### WHAT YOU WILL DO
Filter the entries below, keeping every line that has the word "Commercial".

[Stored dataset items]
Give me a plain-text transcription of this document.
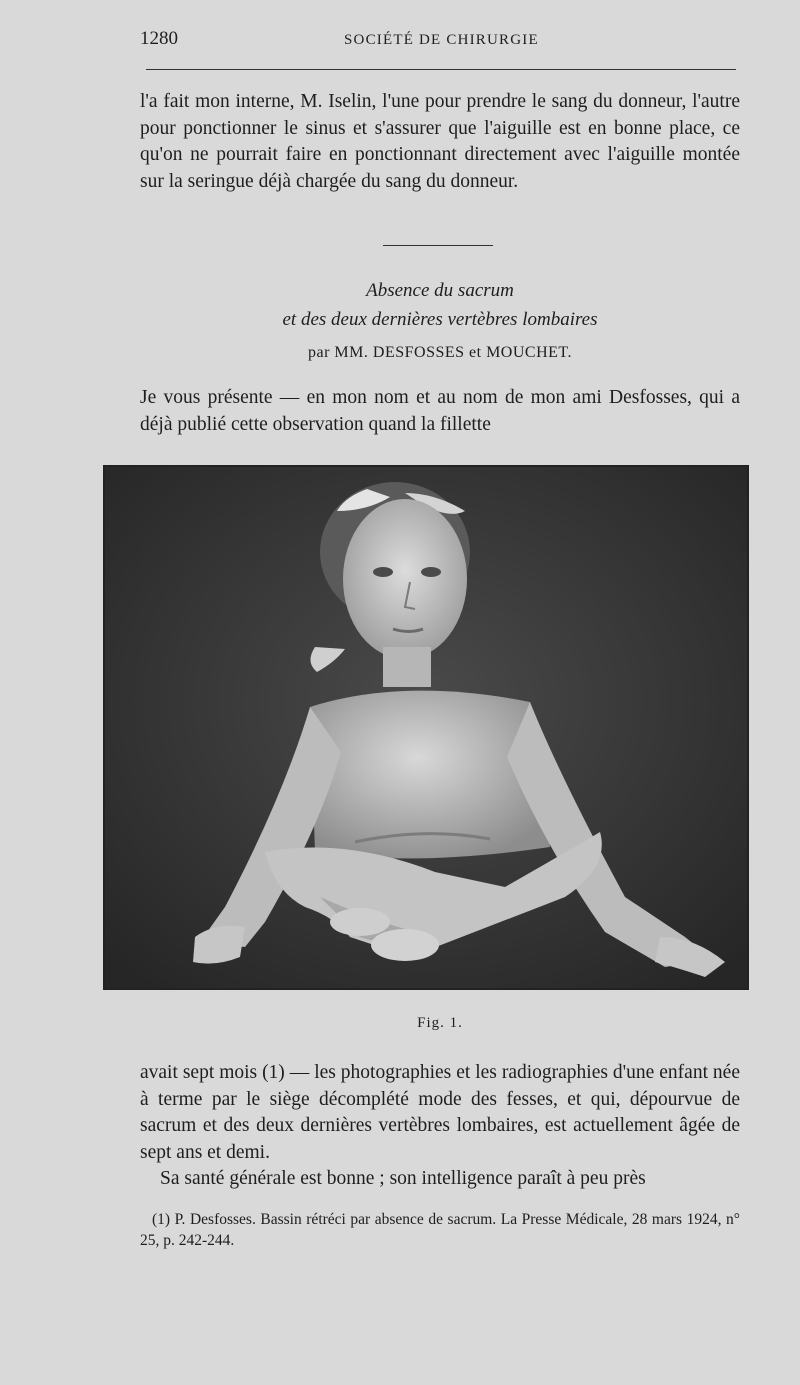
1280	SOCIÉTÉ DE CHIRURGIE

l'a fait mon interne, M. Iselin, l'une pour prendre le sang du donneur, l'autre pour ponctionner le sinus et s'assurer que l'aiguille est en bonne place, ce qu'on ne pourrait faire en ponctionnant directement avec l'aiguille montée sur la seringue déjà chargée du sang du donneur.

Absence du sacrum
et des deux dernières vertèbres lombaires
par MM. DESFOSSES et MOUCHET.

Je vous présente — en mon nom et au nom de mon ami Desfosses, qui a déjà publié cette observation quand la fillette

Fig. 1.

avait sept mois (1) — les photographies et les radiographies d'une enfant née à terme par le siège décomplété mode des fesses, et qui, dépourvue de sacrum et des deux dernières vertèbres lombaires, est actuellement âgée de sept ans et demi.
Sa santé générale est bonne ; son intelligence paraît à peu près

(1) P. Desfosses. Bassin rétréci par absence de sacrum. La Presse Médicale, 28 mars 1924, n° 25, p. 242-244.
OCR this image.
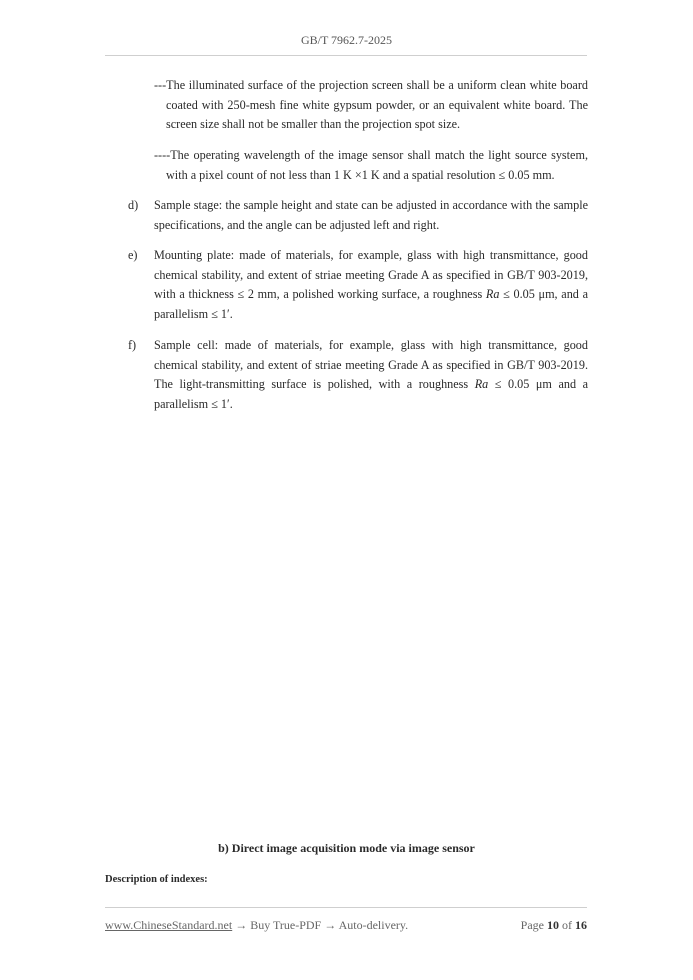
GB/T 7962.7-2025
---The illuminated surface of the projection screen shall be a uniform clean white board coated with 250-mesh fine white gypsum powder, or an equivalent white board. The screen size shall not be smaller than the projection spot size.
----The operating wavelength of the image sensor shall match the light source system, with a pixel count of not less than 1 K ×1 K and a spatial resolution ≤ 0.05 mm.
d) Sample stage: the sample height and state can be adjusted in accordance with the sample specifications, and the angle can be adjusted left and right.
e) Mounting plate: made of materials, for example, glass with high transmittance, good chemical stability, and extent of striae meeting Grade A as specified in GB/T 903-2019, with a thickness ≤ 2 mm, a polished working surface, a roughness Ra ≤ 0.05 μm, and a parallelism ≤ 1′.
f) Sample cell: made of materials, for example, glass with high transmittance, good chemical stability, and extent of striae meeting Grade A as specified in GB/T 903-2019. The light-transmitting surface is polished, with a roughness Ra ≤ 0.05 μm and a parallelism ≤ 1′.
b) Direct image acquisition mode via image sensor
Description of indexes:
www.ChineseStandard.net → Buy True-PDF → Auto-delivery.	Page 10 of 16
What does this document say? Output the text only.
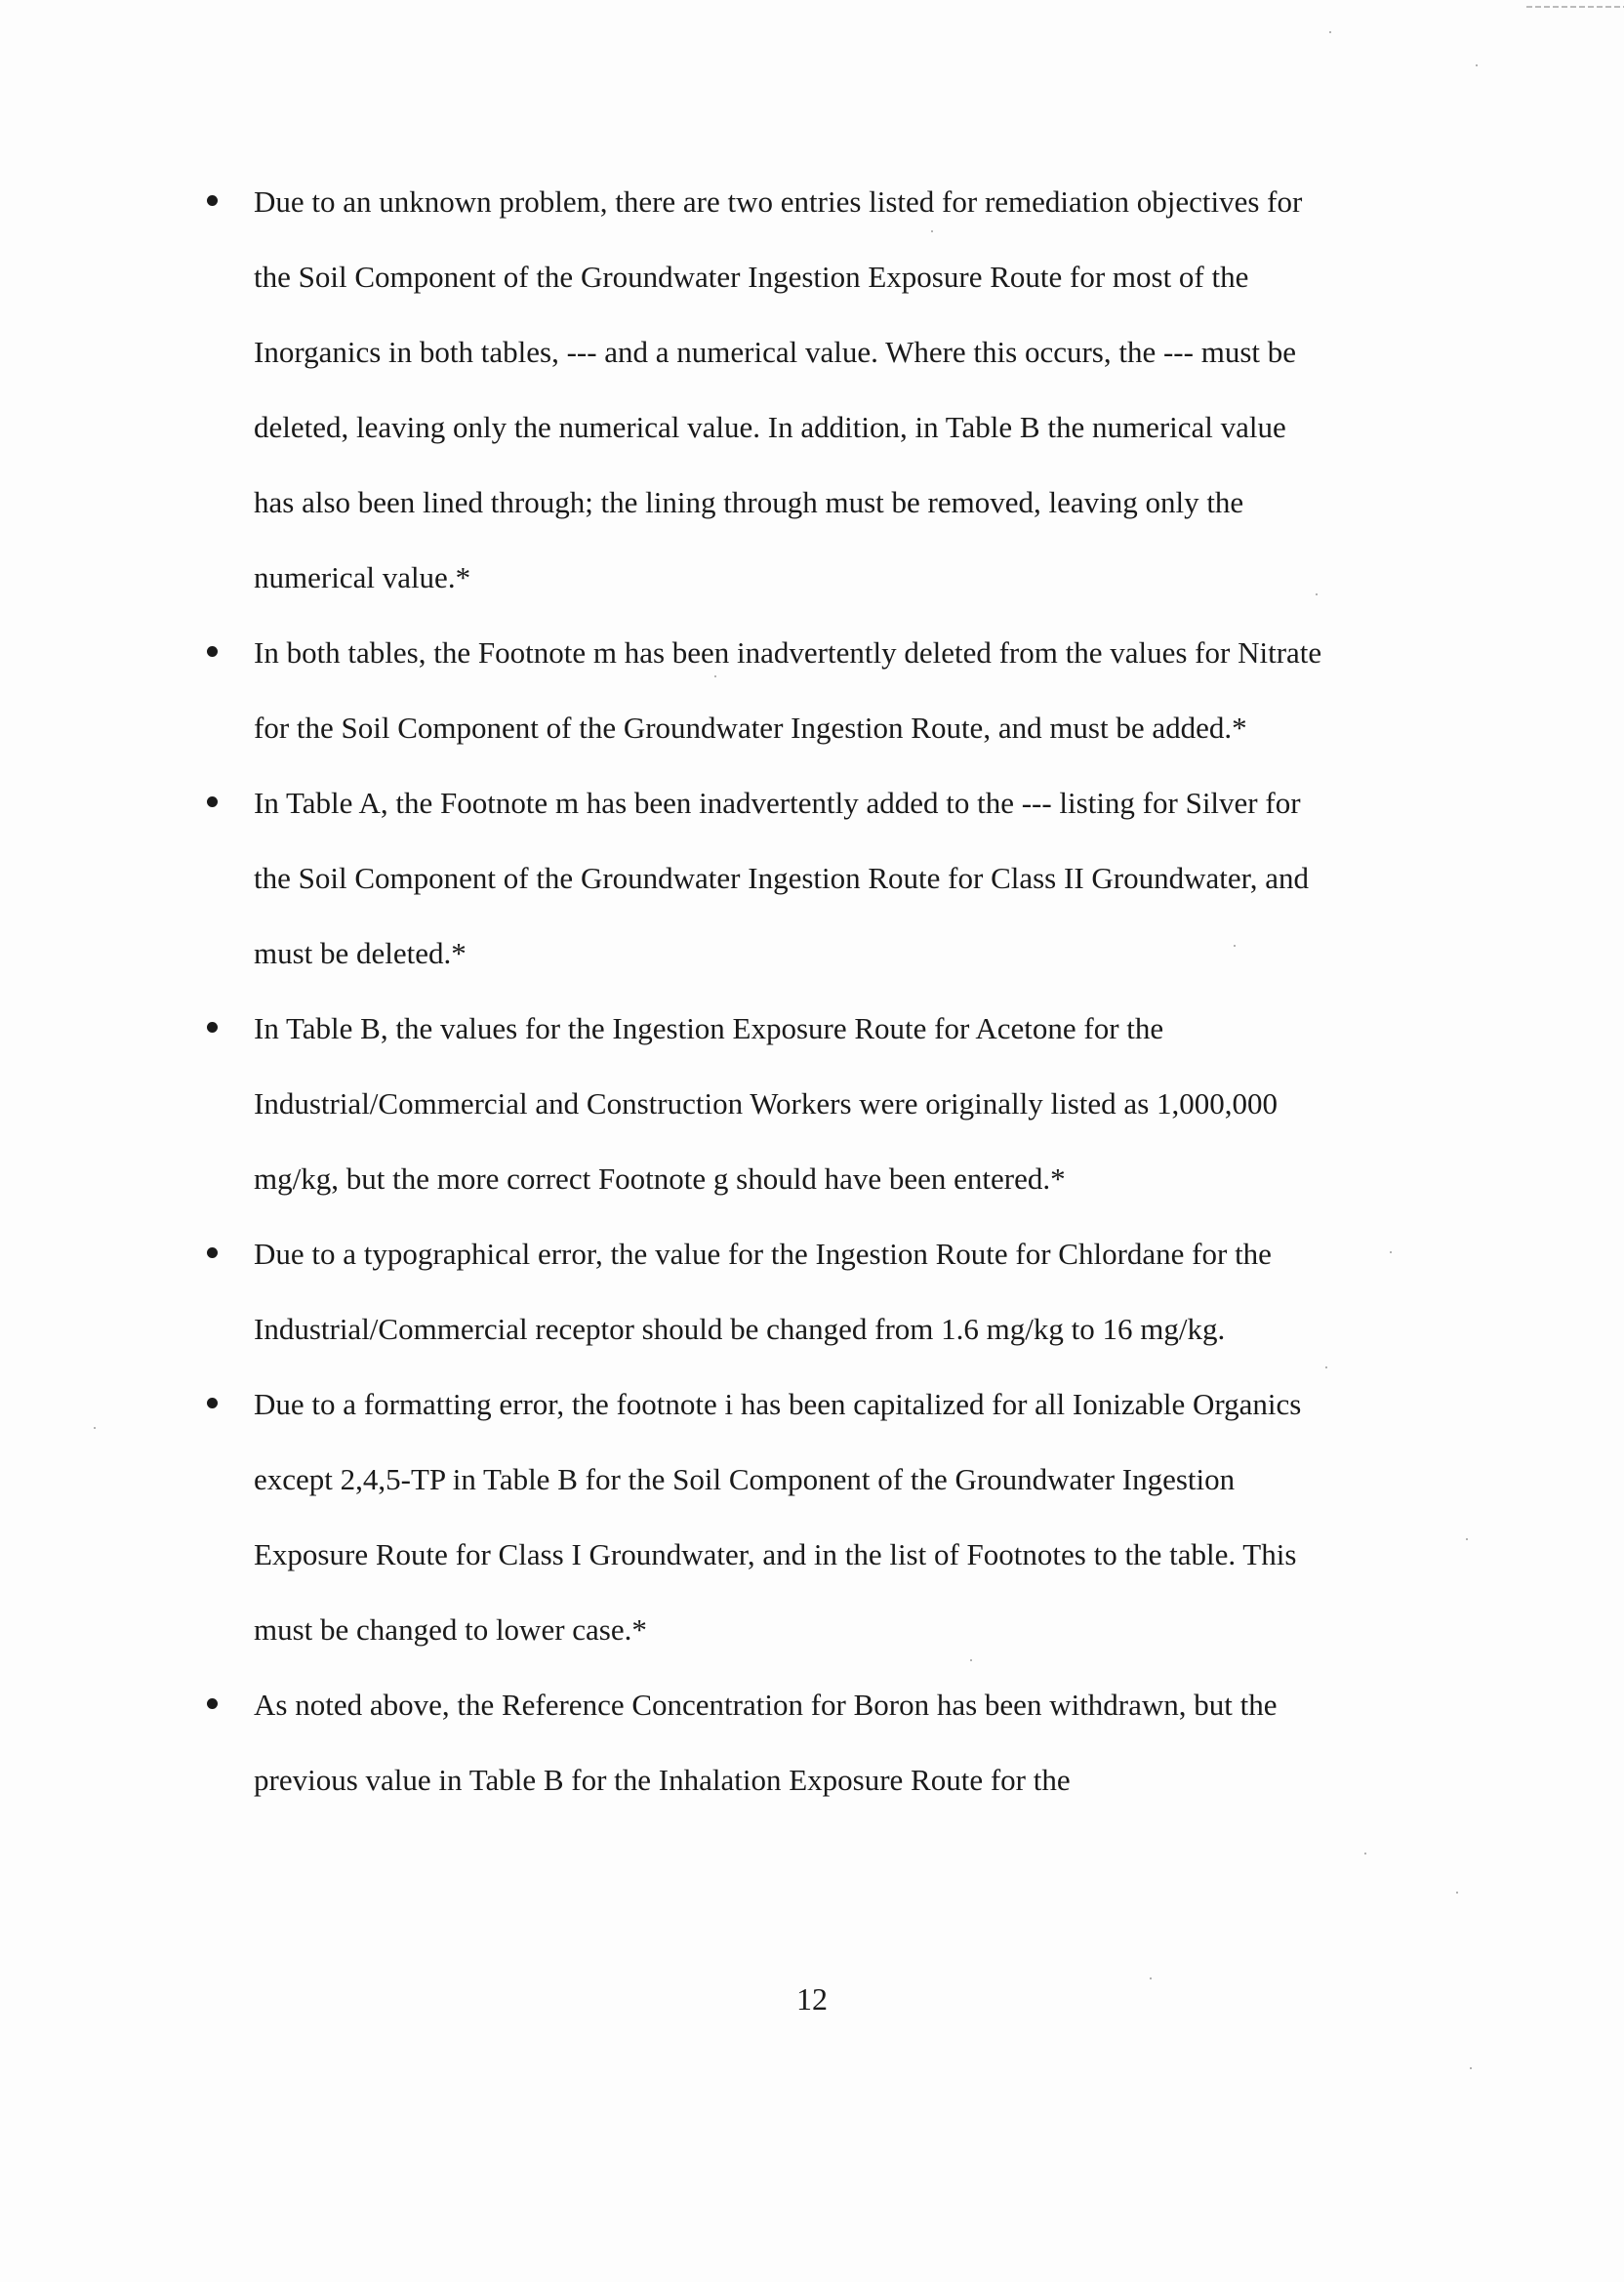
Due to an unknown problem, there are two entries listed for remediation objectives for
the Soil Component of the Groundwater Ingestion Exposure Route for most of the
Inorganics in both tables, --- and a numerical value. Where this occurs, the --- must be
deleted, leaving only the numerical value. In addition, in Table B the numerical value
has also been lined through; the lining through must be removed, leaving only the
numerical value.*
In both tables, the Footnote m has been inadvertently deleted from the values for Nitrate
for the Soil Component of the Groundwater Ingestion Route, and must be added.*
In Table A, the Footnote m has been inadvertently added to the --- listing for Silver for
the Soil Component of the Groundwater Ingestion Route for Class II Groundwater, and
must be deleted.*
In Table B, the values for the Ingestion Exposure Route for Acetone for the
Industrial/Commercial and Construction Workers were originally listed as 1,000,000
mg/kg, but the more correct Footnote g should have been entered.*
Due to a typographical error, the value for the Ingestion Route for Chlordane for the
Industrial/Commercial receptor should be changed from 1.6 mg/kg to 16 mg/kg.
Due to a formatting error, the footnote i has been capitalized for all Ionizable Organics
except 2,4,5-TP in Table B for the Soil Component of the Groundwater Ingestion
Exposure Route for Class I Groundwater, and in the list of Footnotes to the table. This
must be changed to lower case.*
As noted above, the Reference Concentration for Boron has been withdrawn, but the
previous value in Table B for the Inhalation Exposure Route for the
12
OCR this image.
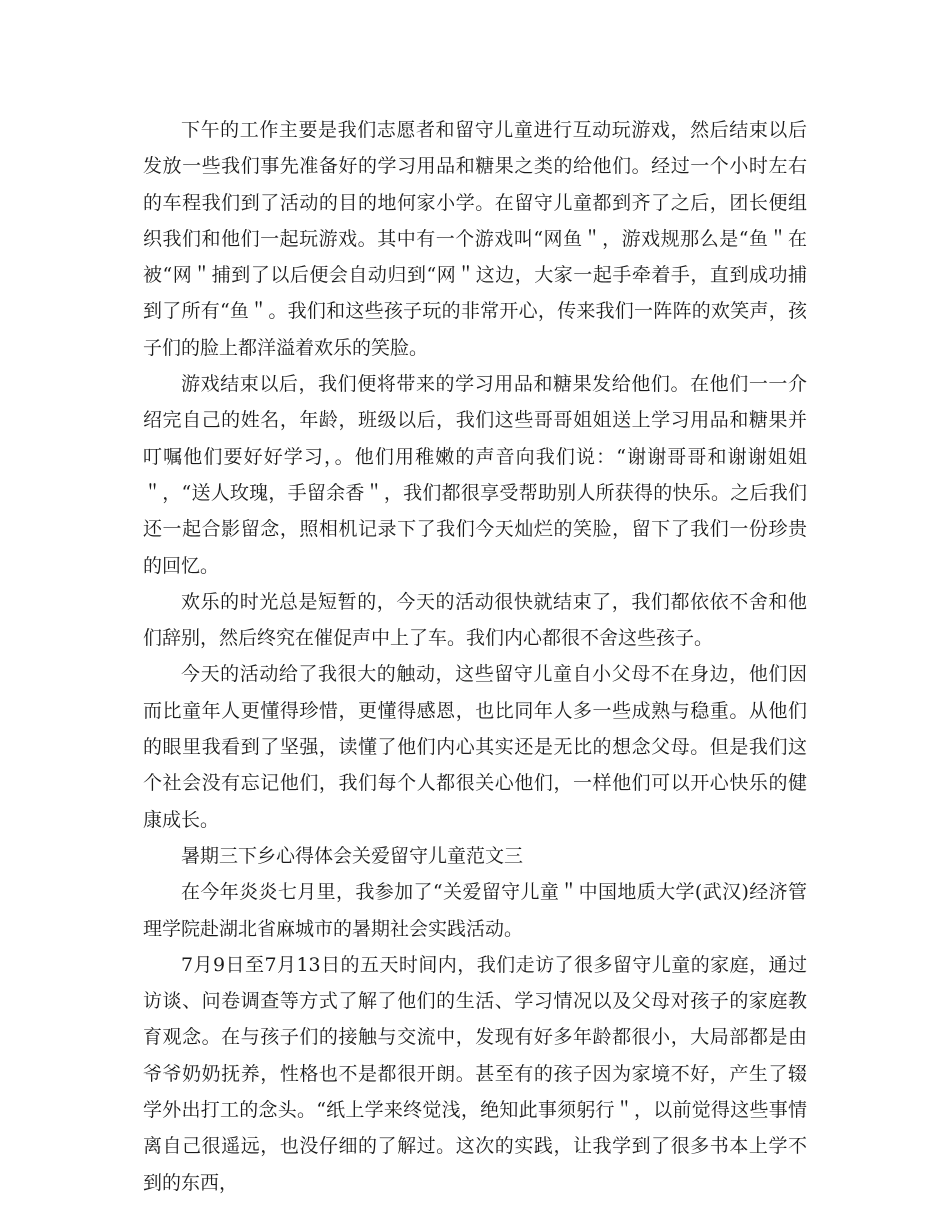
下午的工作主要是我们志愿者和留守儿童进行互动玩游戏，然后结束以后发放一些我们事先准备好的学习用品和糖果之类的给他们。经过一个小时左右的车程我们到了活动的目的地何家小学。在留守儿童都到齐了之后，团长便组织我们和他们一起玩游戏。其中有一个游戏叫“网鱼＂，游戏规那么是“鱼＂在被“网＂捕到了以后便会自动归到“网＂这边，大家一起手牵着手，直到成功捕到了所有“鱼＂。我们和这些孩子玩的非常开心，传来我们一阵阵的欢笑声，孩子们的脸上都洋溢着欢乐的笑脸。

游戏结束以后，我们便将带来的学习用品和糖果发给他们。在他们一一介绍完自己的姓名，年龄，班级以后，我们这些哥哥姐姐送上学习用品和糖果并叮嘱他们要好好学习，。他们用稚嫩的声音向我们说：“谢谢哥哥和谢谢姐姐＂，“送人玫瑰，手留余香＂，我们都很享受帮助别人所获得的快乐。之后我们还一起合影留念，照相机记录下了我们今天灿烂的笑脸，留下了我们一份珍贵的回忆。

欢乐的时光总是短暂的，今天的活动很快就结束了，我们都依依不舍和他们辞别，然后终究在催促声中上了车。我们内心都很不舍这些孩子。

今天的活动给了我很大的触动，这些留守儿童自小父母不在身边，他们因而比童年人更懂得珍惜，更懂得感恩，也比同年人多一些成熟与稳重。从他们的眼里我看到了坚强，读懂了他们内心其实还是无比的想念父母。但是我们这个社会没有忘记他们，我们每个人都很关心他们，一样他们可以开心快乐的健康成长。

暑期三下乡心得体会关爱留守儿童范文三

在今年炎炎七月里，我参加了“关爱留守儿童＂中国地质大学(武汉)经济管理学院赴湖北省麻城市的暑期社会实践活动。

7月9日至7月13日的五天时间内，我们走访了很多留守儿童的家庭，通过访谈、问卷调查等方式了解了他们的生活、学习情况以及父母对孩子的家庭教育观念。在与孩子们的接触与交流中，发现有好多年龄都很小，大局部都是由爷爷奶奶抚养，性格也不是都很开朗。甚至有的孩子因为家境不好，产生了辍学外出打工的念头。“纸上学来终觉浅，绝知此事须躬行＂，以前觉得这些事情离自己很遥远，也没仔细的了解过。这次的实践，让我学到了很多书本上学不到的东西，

### WRITTEN ANSWER
Industrial/Commercial and Construction Workers were originally listed as 1,000,000
Industrial/Commercial receptor should be changed from 1.6 mg/kg to 16 mg/kg.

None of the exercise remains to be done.